● **Given request**:
Exactly reproduce all the records, keeping pictures out of the copy.

___ Records for the task ___

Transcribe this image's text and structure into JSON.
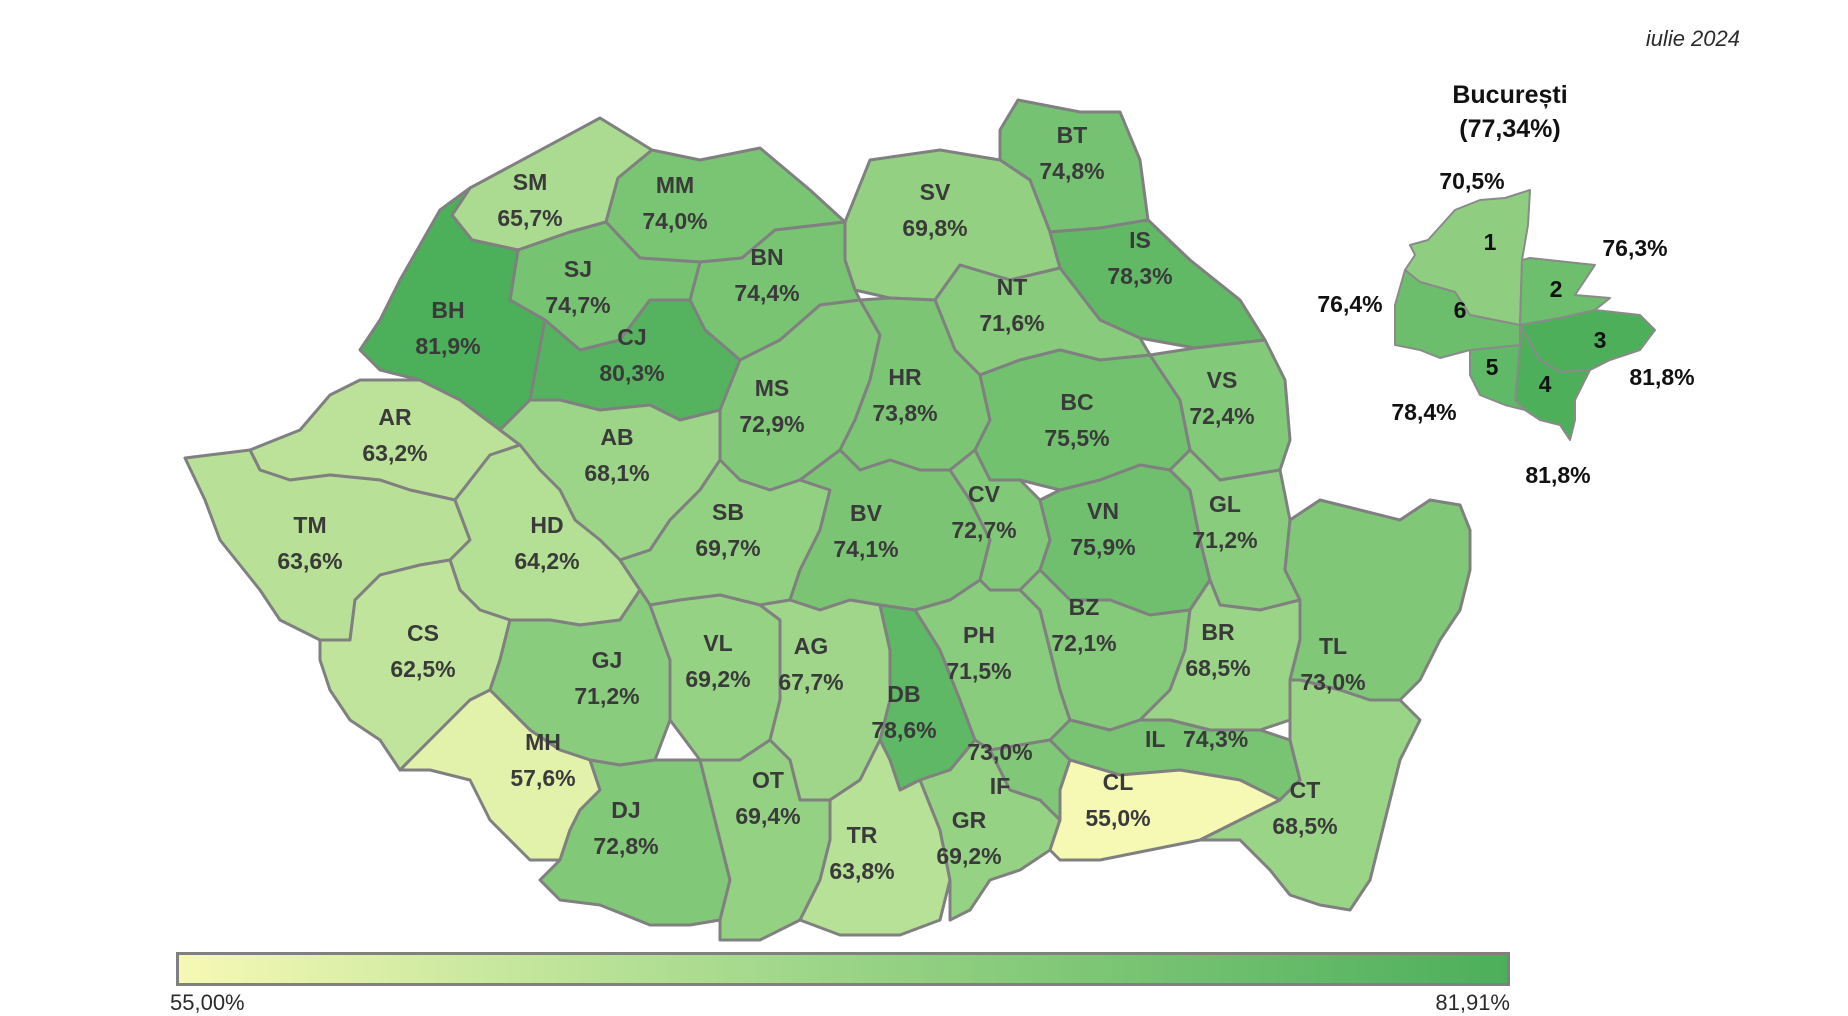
{
  "header": {
    "date": "iulie 2024"
  },
  "legend": {
    "min_label": "55,00%",
    "max_label": "81,91%",
    "min_color": "#f6f9b4",
    "max_color": "#4caf5a"
  },
  "counties": [
    {
      "code": "SM",
      "value": "65,7%",
      "pct": 65.7
    },
    {
      "code": "MM",
      "value": "74,0%",
      "pct": 74.0
    },
    {
      "code": "BT",
      "value": "74,8%",
      "pct": 74.8
    },
    {
      "code": "SV",
      "value": "69,8%",
      "pct": 69.8
    },
    {
      "code": "IS",
      "value": "78,3%",
      "pct": 78.3
    },
    {
      "code": "BN",
      "value": "74,4%",
      "pct": 74.4
    },
    {
      "code": "SJ",
      "value": "74,7%",
      "pct": 74.7
    },
    {
      "code": "BH",
      "value": "81,9%",
      "pct": 81.9
    },
    {
      "code": "CJ",
      "value": "80,3%",
      "pct": 80.3
    },
    {
      "code": "NT",
      "value": "71,6%",
      "pct": 71.6
    },
    {
      "code": "AR",
      "value": "63,2%",
      "pct": 63.2
    },
    {
      "code": "AB",
      "value": "68,1%",
      "pct": 68.1
    },
    {
      "code": "MS",
      "value": "72,9%",
      "pct": 72.9
    },
    {
      "code": "HR",
      "value": "73,8%",
      "pct": 73.8
    },
    {
      "code": "BC",
      "value": "75,5%",
      "pct": 75.5
    },
    {
      "code": "VS",
      "value": "72,4%",
      "pct": 72.4
    },
    {
      "code": "TM",
      "value": "63,6%",
      "pct": 63.6
    },
    {
      "code": "HD",
      "value": "64,2%",
      "pct": 64.2
    },
    {
      "code": "SB",
      "value": "69,7%",
      "pct": 69.7
    },
    {
      "code": "BV",
      "value": "74,1%",
      "pct": 74.1
    },
    {
      "code": "CV",
      "value": "72,7%",
      "pct": 72.7
    },
    {
      "code": "VN",
      "value": "75,9%",
      "pct": 75.9
    },
    {
      "code": "GL",
      "value": "71,2%",
      "pct": 71.2
    },
    {
      "code": "CS",
      "value": "62,5%",
      "pct": 62.5
    },
    {
      "code": "GJ",
      "value": "71,2%",
      "pct": 71.2
    },
    {
      "code": "VL",
      "value": "69,2%",
      "pct": 69.2
    },
    {
      "code": "AG",
      "value": "67,7%",
      "pct": 67.7
    },
    {
      "code": "DB",
      "value": "78,6%",
      "pct": 78.6
    },
    {
      "code": "PH",
      "value": "71,5%",
      "pct": 71.5
    },
    {
      "code": "BZ",
      "value": "72,1%",
      "pct": 72.1
    },
    {
      "code": "BR",
      "value": "68,5%",
      "pct": 68.5
    },
    {
      "code": "TL",
      "value": "73,0%",
      "pct": 73.0
    },
    {
      "code": "MH",
      "value": "57,6%",
      "pct": 57.6
    },
    {
      "code": "DJ",
      "value": "72,8%",
      "pct": 72.8
    },
    {
      "code": "OT",
      "value": "69,4%",
      "pct": 69.4
    },
    {
      "code": "TR",
      "value": "63,8%",
      "pct": 63.8
    },
    {
      "code": "GR",
      "value": "69,2%",
      "pct": 69.2
    },
    {
      "code": "IF",
      "value": "73,0%",
      "pct": 73.0
    },
    {
      "code": "IL",
      "value": "74,3%",
      "pct": 74.3
    },
    {
      "code": "CL",
      "value": "55,0%",
      "pct": 55.0
    },
    {
      "code": "CT",
      "value": "68,5%",
      "pct": 68.5
    }
  ],
  "bucharest": {
    "title": "București",
    "total": "(77,34%)",
    "sectors": [
      {
        "num": "1",
        "value": "70,5%",
        "pct": 70.5
      },
      {
        "num": "2",
        "value": "76,3%",
        "pct": 76.3
      },
      {
        "num": "3",
        "value": "81,8%",
        "pct": 81.8
      },
      {
        "num": "4",
        "value": "81,8%",
        "pct": 81.8
      },
      {
        "num": "5",
        "value": "78,4%",
        "pct": 78.4
      },
      {
        "num": "6",
        "value": "76,4%",
        "pct": 76.4
      }
    ]
  }
}
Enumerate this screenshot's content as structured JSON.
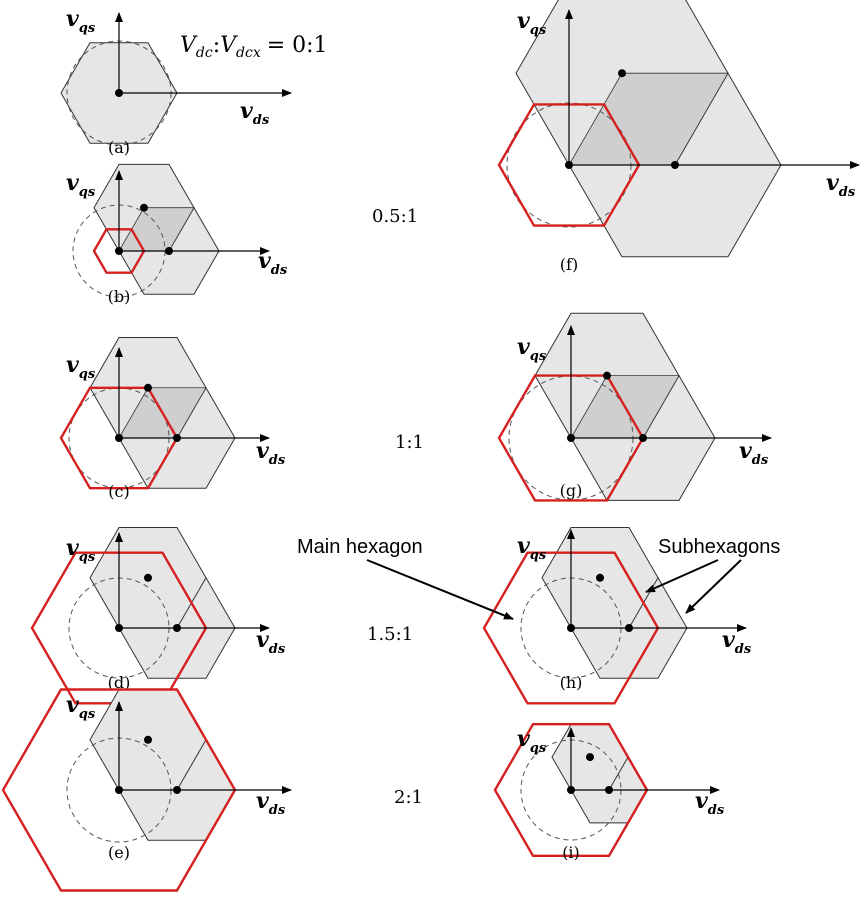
{
  "title_ratio": {
    "lhs": "V",
    "lhs_sub": "dc",
    "sep": ":",
    "rhs": "V",
    "rhs_sub": "dcx",
    "eq": "= 0:1"
  },
  "axis_labels": {
    "v": "v",
    "d_sub": "ds",
    "q_sub": "qs"
  },
  "ratios": [
    "0.5:1",
    "1:1",
    "1.5:1",
    "2:1"
  ],
  "panels": [
    {
      "id": "a",
      "caption": "(a)"
    },
    {
      "id": "b",
      "caption": "(b)"
    },
    {
      "id": "c",
      "caption": "(c)"
    },
    {
      "id": "d",
      "caption": "(d)"
    },
    {
      "id": "e",
      "caption": "(e)"
    },
    {
      "id": "f",
      "caption": "(f)"
    },
    {
      "id": "g",
      "caption": "(g)"
    },
    {
      "id": "h",
      "caption": "(h)"
    },
    {
      "id": "i",
      "caption": "(i)"
    }
  ],
  "annotations": {
    "main_hexagon": "Main hexagon",
    "subhexagons": "Subhexagons"
  },
  "colors": {
    "main_hexagon": "#d62020",
    "subhexagon_fill": "#e6e6e6",
    "overlap_fill": "#cfcfcf",
    "outline": "#333333"
  }
}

___

● **Response for this exercise**:
Transcribe this image's text and structure into JSON.
{
  "header": {
    "date": "iulie 2024"
  },
  "legend": {
    "min_label": "55,00%",
    "max_label": "81,91%",
    "min_color": "#f6f9b4",
    "max_color": "#4caf5a"
  },
  "counties": [
    {
      "code": "SM",
      "value": "65,7%",
      "pct": 65.7
    },
    {
      "code": "MM",
      "value": "74,0%",
      "pct": 74.0
    },
    {
      "code": "BT",
      "value": "74,8%",
      "pct": 74.8
    },
    {
      "code": "SV",
      "value": "69,8%",
      "pct": 69.8
    },
    {
      "code": "IS",
      "value": "78,3%",
      "pct": 78.3
    },
    {
      "code": "BN",
      "value": "74,4%",
      "pct": 74.4
    },
    {
      "code": "SJ",
      "value": "74,7%",
      "pct": 74.7
    },
    {
      "code": "BH",
      "value": "81,9%",
      "pct": 81.9
    },
    {
      "code": "CJ",
      "value": "80,3%",
      "pct": 80.3
    },
    {
      "code": "NT",
      "value": "71,6%",
      "pct": 71.6
    },
    {
      "code": "AR",
      "value": "63,2%",
      "pct": 63.2
    },
    {
      "code": "AB",
      "value": "68,1%",
      "pct": 68.1
    },
    {
      "code": "MS",
      "value": "72,9%",
      "pct": 72.9
    },
    {
      "code": "HR",
      "value": "73,8%",
      "pct": 73.8
    },
    {
      "code": "BC",
      "value": "75,5%",
      "pct": 75.5
    },
    {
      "code": "VS",
      "value": "72,4%",
      "pct": 72.4
    },
    {
      "code": "TM",
      "value": "63,6%",
      "pct": 63.6
    },
    {
      "code": "HD",
      "value": "64,2%",
      "pct": 64.2
    },
    {
      "code": "SB",
      "value": "69,7%",
      "pct": 69.7
    },
    {
      "code": "BV",
      "value": "74,1%",
      "pct": 74.1
    },
    {
      "code": "CV",
      "value": "72,7%",
      "pct": 72.7
    },
    {
      "code": "VN",
      "value": "75,9%",
      "pct": 75.9
    },
    {
      "code": "GL",
      "value": "71,2%",
      "pct": 71.2
    },
    {
      "code": "CS",
      "value": "62,5%",
      "pct": 62.5
    },
    {
      "code": "GJ",
      "value": "71,2%",
      "pct": 71.2
    },
    {
      "code": "VL",
      "value": "69,2%",
      "pct": 69.2
    },
    {
      "code": "AG",
      "value": "67,7%",
      "pct": 67.7
    },
    {
      "code": "DB",
      "value": "78,6%",
      "pct": 78.6
    },
    {
      "code": "PH",
      "value": "71,5%",
      "pct": 71.5
    },
    {
      "code": "BZ",
      "value": "72,1%",
      "pct": 72.1
    },
    {
      "code": "BR",
      "value": "68,5%",
      "pct": 68.5
    },
    {
      "code": "TL",
      "value": "73,0%",
      "pct": 73.0
    },
    {
      "code": "MH",
      "value": "57,6%",
      "pct": 57.6
    },
    {
      "code": "DJ",
      "value": "72,8%",
      "pct": 72.8
    },
    {
      "code": "OT",
      "value": "69,4%",
      "pct": 69.4
    },
    {
      "code": "TR",
      "value": "63,8%",
      "pct": 63.8
    },
    {
      "code": "GR",
      "value": "69,2%",
      "pct": 69.2
    },
    {
      "code": "IF",
      "value": "73,0%",
      "pct": 73.0
    },
    {
      "code": "IL",
      "value": "74,3%",
      "pct": 74.3
    },
    {
      "code": "CL",
      "value": "55,0%",
      "pct": 55.0
    },
    {
      "code": "CT",
      "value": "68,5%",
      "pct": 68.5
    }
  ],
  "bucharest": {
    "title": "București",
    "total": "(77,34%)",
    "sectors": [
      {
        "num": "1",
        "value": "70,5%",
        "pct": 70.5
      },
      {
        "num": "2",
        "value": "76,3%",
        "pct": 76.3
      },
      {
        "num": "3",
        "value": "81,8%",
        "pct": 81.8
      },
      {
        "num": "4",
        "value": "81,8%",
        "pct": 81.8
      },
      {
        "num": "5",
        "value": "78,4%",
        "pct": 78.4
      },
      {
        "num": "6",
        "value": "76,4%",
        "pct": 76.4
      }
    ]
  }
}
Enumerate this screenshot's content as structured JSON.
{
  "title_ratio": {
    "lhs": "V",
    "lhs_sub": "dc",
    "sep": ":",
    "rhs": "V",
    "rhs_sub": "dcx",
    "eq": "= 0:1"
  },
  "axis_labels": {
    "v": "v",
    "d_sub": "ds",
    "q_sub": "qs"
  },
  "ratios": [
    "0.5:1",
    "1:1",
    "1.5:1",
    "2:1"
  ],
  "panels": [
    {
      "id": "a",
      "caption": "(a)"
    },
    {
      "id": "b",
      "caption": "(b)"
    },
    {
      "id": "c",
      "caption": "(c)"
    },
    {
      "id": "d",
      "caption": "(d)"
    },
    {
      "id": "e",
      "caption": "(e)"
    },
    {
      "id": "f",
      "caption": "(f)"
    },
    {
      "id": "g",
      "caption": "(g)"
    },
    {
      "id": "h",
      "caption": "(h)"
    },
    {
      "id": "i",
      "caption": "(i)"
    }
  ],
  "annotations": {
    "main_hexagon": "Main hexagon",
    "subhexagons": "Subhexagons"
  },
  "colors": {
    "main_hexagon": "#d62020",
    "subhexagon_fill": "#e6e6e6",
    "overlap_fill": "#cfcfcf",
    "outline": "#333333"
  }
}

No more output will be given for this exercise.